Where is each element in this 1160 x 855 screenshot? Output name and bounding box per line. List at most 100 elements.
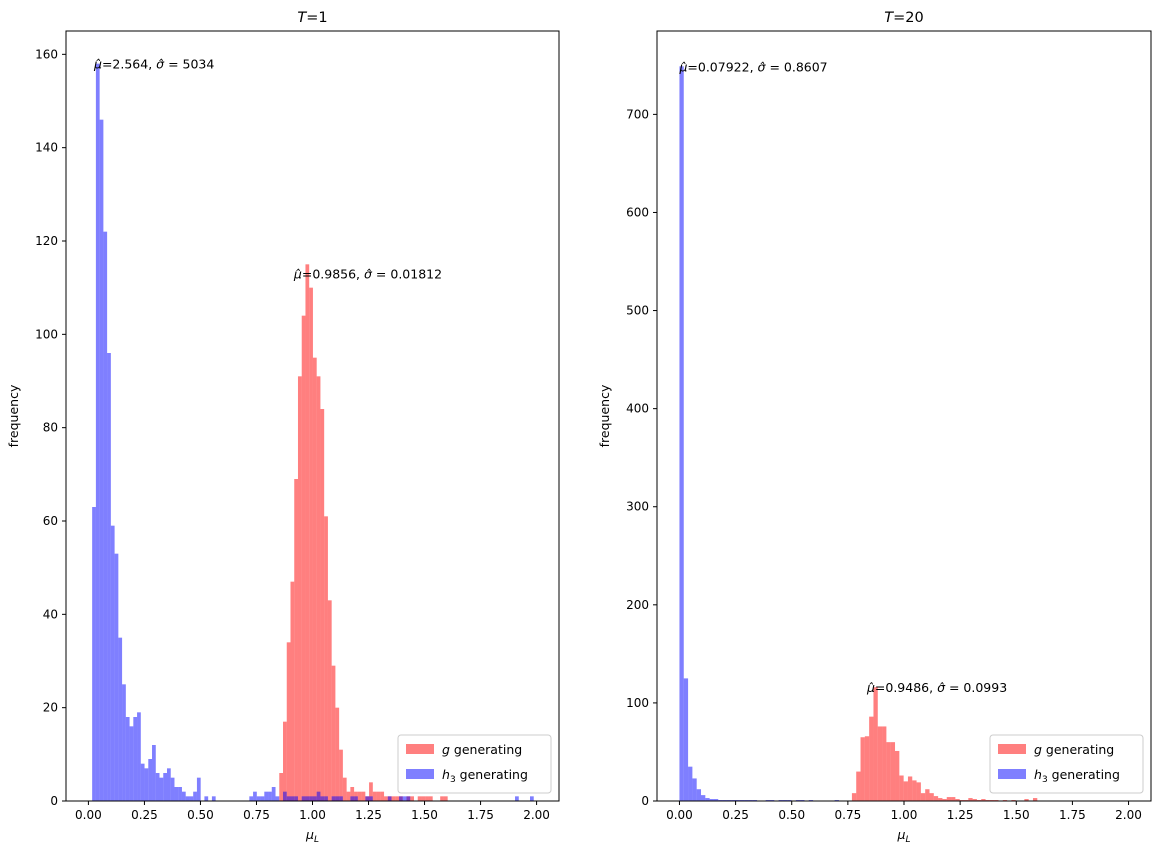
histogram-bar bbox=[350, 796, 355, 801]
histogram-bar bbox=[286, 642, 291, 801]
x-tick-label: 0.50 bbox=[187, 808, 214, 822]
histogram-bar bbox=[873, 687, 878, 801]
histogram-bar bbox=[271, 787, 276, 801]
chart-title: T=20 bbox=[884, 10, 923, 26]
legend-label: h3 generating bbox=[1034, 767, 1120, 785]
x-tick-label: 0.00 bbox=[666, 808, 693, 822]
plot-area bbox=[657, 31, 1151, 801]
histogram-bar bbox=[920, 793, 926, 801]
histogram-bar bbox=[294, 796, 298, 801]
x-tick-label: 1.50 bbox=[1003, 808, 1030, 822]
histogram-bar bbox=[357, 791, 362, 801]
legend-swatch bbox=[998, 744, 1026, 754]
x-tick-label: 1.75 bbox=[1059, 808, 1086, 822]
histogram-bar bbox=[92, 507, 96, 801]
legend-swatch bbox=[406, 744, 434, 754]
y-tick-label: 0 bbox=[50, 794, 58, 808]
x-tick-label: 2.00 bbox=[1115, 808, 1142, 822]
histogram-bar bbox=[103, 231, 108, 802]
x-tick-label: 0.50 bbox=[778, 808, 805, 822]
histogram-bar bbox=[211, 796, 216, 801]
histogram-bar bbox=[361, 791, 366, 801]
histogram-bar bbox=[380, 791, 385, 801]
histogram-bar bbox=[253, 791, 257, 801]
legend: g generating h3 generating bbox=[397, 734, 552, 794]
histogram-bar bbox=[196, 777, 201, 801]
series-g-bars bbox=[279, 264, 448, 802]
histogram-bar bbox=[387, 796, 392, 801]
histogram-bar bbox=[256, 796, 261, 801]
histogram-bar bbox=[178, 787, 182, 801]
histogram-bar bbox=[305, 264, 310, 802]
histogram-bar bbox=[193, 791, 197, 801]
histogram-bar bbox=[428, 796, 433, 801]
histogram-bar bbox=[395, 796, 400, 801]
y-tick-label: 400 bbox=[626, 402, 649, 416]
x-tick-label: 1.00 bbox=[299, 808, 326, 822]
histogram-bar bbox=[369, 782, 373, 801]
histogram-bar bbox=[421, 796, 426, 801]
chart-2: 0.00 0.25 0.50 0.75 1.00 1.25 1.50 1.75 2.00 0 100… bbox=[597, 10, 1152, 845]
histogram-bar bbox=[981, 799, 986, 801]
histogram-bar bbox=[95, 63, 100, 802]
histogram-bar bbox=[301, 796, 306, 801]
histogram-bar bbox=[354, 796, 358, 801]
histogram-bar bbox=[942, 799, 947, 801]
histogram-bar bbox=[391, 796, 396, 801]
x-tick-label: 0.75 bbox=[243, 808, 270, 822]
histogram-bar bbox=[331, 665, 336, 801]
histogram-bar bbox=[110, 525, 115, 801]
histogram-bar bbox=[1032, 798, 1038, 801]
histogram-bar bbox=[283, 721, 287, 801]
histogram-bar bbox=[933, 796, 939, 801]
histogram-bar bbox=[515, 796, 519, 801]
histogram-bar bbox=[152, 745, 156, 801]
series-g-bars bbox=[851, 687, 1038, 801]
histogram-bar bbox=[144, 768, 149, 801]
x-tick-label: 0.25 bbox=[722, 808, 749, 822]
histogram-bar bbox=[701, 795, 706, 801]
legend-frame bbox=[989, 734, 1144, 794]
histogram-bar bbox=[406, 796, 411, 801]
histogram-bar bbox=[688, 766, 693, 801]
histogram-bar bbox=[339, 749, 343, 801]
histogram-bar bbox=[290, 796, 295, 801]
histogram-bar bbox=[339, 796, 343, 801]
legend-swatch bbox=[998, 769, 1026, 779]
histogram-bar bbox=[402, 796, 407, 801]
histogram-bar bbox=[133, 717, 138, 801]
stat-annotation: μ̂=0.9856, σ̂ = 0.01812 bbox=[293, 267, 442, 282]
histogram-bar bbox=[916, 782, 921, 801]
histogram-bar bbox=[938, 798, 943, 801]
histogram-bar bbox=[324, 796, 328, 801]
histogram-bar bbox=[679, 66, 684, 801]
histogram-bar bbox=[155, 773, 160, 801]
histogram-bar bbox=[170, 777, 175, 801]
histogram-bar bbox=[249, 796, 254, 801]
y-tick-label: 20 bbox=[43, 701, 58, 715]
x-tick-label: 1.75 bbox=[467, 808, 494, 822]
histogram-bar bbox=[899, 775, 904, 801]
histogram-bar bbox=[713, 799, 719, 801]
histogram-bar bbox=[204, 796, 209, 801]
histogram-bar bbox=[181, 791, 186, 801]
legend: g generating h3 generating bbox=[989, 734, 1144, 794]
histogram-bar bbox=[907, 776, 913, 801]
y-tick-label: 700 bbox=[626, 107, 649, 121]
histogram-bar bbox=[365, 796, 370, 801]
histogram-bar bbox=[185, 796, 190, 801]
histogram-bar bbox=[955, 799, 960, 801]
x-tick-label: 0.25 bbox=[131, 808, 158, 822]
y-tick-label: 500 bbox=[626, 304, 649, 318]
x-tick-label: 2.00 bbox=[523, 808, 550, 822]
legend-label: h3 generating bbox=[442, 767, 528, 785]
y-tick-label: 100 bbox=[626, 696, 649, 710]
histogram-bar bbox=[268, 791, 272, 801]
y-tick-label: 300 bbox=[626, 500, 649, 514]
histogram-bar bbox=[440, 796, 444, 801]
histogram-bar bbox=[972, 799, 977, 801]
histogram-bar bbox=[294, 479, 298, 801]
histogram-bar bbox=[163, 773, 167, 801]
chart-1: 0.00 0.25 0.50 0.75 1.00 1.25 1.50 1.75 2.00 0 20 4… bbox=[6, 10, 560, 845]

*GIVEN EXERCISE*:
Reproduce the records above word for word, leaving out the picture.

*REPLY TO THE EXERCISE*:
Where is each element in this 1160 x 855 screenshot? Output name and bounding box per line. List at most 100 elements.
histogram-bar bbox=[350, 796, 355, 801]
histogram-bar bbox=[286, 642, 291, 801]
x-tick-label: 0.50 bbox=[187, 808, 214, 822]
histogram-bar bbox=[873, 687, 878, 801]
histogram-bar bbox=[271, 787, 276, 801]
chart-title: T=20 bbox=[884, 10, 923, 26]
legend-label: h3 generating bbox=[1034, 767, 1120, 785]
x-tick-label: 0.00 bbox=[666, 808, 693, 822]
plot-area bbox=[657, 31, 1151, 801]
histogram-bar bbox=[920, 793, 926, 801]
histogram-bar bbox=[294, 796, 298, 801]
x-tick-label: 1.50 bbox=[1003, 808, 1030, 822]
histogram-bar bbox=[357, 791, 362, 801]
legend-swatch bbox=[998, 744, 1026, 754]
x-tick-label: 1.75 bbox=[1059, 808, 1086, 822]
histogram-bar bbox=[92, 507, 96, 801]
legend-swatch bbox=[406, 744, 434, 754]
y-tick-label: 0 bbox=[50, 794, 58, 808]
x-tick-label: 2.00 bbox=[1115, 808, 1142, 822]
histogram-bar bbox=[103, 231, 108, 802]
x-tick-label: 0.50 bbox=[778, 808, 805, 822]
histogram-bar bbox=[211, 796, 216, 801]
histogram-bar bbox=[361, 791, 366, 801]
histogram-bar bbox=[380, 791, 385, 801]
histogram-bar bbox=[253, 791, 257, 801]
legend: g generating h3 generating bbox=[397, 734, 552, 794]
histogram-bar bbox=[196, 777, 201, 801]
series-g-bars bbox=[279, 264, 448, 802]
histogram-bar bbox=[387, 796, 392, 801]
histogram-bar bbox=[256, 796, 261, 801]
histogram-bar bbox=[178, 787, 182, 801]
histogram-bar bbox=[305, 264, 310, 802]
histogram-bar bbox=[193, 791, 197, 801]
histogram-bar bbox=[428, 796, 433, 801]
histogram-bar bbox=[395, 796, 400, 801]
y-tick-label: 400 bbox=[626, 402, 649, 416]
x-tick-label: 1.00 bbox=[299, 808, 326, 822]
histogram-bar bbox=[369, 782, 373, 801]
histogram-bar bbox=[421, 796, 426, 801]
chart-2: 0.00 0.25 0.50 0.75 1.00 1.25 1.50 1.75 2.00 0 100… bbox=[597, 10, 1152, 845]
histogram-bar bbox=[981, 799, 986, 801]
histogram-bar bbox=[95, 63, 100, 802]
histogram-bar bbox=[301, 796, 306, 801]
histogram-bar bbox=[354, 796, 358, 801]
histogram-bar bbox=[942, 799, 947, 801]
histogram-bar bbox=[391, 796, 396, 801]
x-tick-label: 0.75 bbox=[243, 808, 270, 822]
histogram-bar bbox=[331, 665, 336, 801]
histogram-bar bbox=[110, 525, 115, 801]
histogram-bar bbox=[1032, 798, 1038, 801]
histogram-bar bbox=[283, 721, 287, 801]
histogram-bar bbox=[933, 796, 939, 801]
histogram-bar bbox=[515, 796, 519, 801]
histogram-bar bbox=[152, 745, 156, 801]
series-g-bars bbox=[851, 687, 1038, 801]
histogram-bar bbox=[144, 768, 149, 801]
x-tick-label: 0.25 bbox=[722, 808, 749, 822]
histogram-bar bbox=[701, 795, 706, 801]
legend-frame bbox=[989, 734, 1144, 794]
histogram-bar bbox=[406, 796, 411, 801]
histogram-bar bbox=[688, 766, 693, 801]
histogram-bar bbox=[339, 749, 343, 801]
histogram-bar bbox=[290, 796, 295, 801]
histogram-bar bbox=[339, 796, 343, 801]
legend-swatch bbox=[998, 769, 1026, 779]
histogram-bar bbox=[402, 796, 407, 801]
histogram-bar bbox=[133, 717, 138, 801]
stat-annotation: μ̂=0.9856, σ̂ = 0.01812 bbox=[293, 267, 442, 282]
histogram-bar bbox=[916, 782, 921, 801]
histogram-bar bbox=[938, 798, 943, 801]
histogram-bar bbox=[324, 796, 328, 801]
histogram-bar bbox=[679, 66, 684, 801]
histogram-bar bbox=[155, 773, 160, 801]
histogram-bar bbox=[170, 777, 175, 801]
histogram-bar bbox=[249, 796, 254, 801]
y-tick-label: 20 bbox=[43, 701, 58, 715]
x-tick-label: 1.75 bbox=[467, 808, 494, 822]
histogram-bar bbox=[899, 775, 904, 801]
histogram-bar bbox=[713, 799, 719, 801]
histogram-bar bbox=[204, 796, 209, 801]
histogram-bar bbox=[181, 791, 186, 801]
legend: g generating h3 generating bbox=[989, 734, 1144, 794]
histogram-bar bbox=[907, 776, 913, 801]
y-tick-label: 700 bbox=[626, 107, 649, 121]
histogram-bar bbox=[365, 796, 370, 801]
histogram-bar bbox=[185, 796, 190, 801]
histogram-bar bbox=[955, 799, 960, 801]
x-tick-label: 0.25 bbox=[131, 808, 158, 822]
y-tick-label: 500 bbox=[626, 304, 649, 318]
x-tick-label: 2.00 bbox=[523, 808, 550, 822]
legend-label: h3 generating bbox=[442, 767, 528, 785]
y-tick-label: 100 bbox=[626, 696, 649, 710]
histogram-bar bbox=[268, 791, 272, 801]
y-tick-label: 300 bbox=[626, 500, 649, 514]
histogram-bar bbox=[440, 796, 444, 801]
histogram-bar bbox=[972, 799, 977, 801]
histogram-bar bbox=[294, 479, 298, 801]
histogram-bar bbox=[163, 773, 167, 801]
chart-1: 0.00 0.25 0.50 0.75 1.00 1.25 1.50 1.75 2.00 0 20 4… bbox=[6, 10, 560, 845]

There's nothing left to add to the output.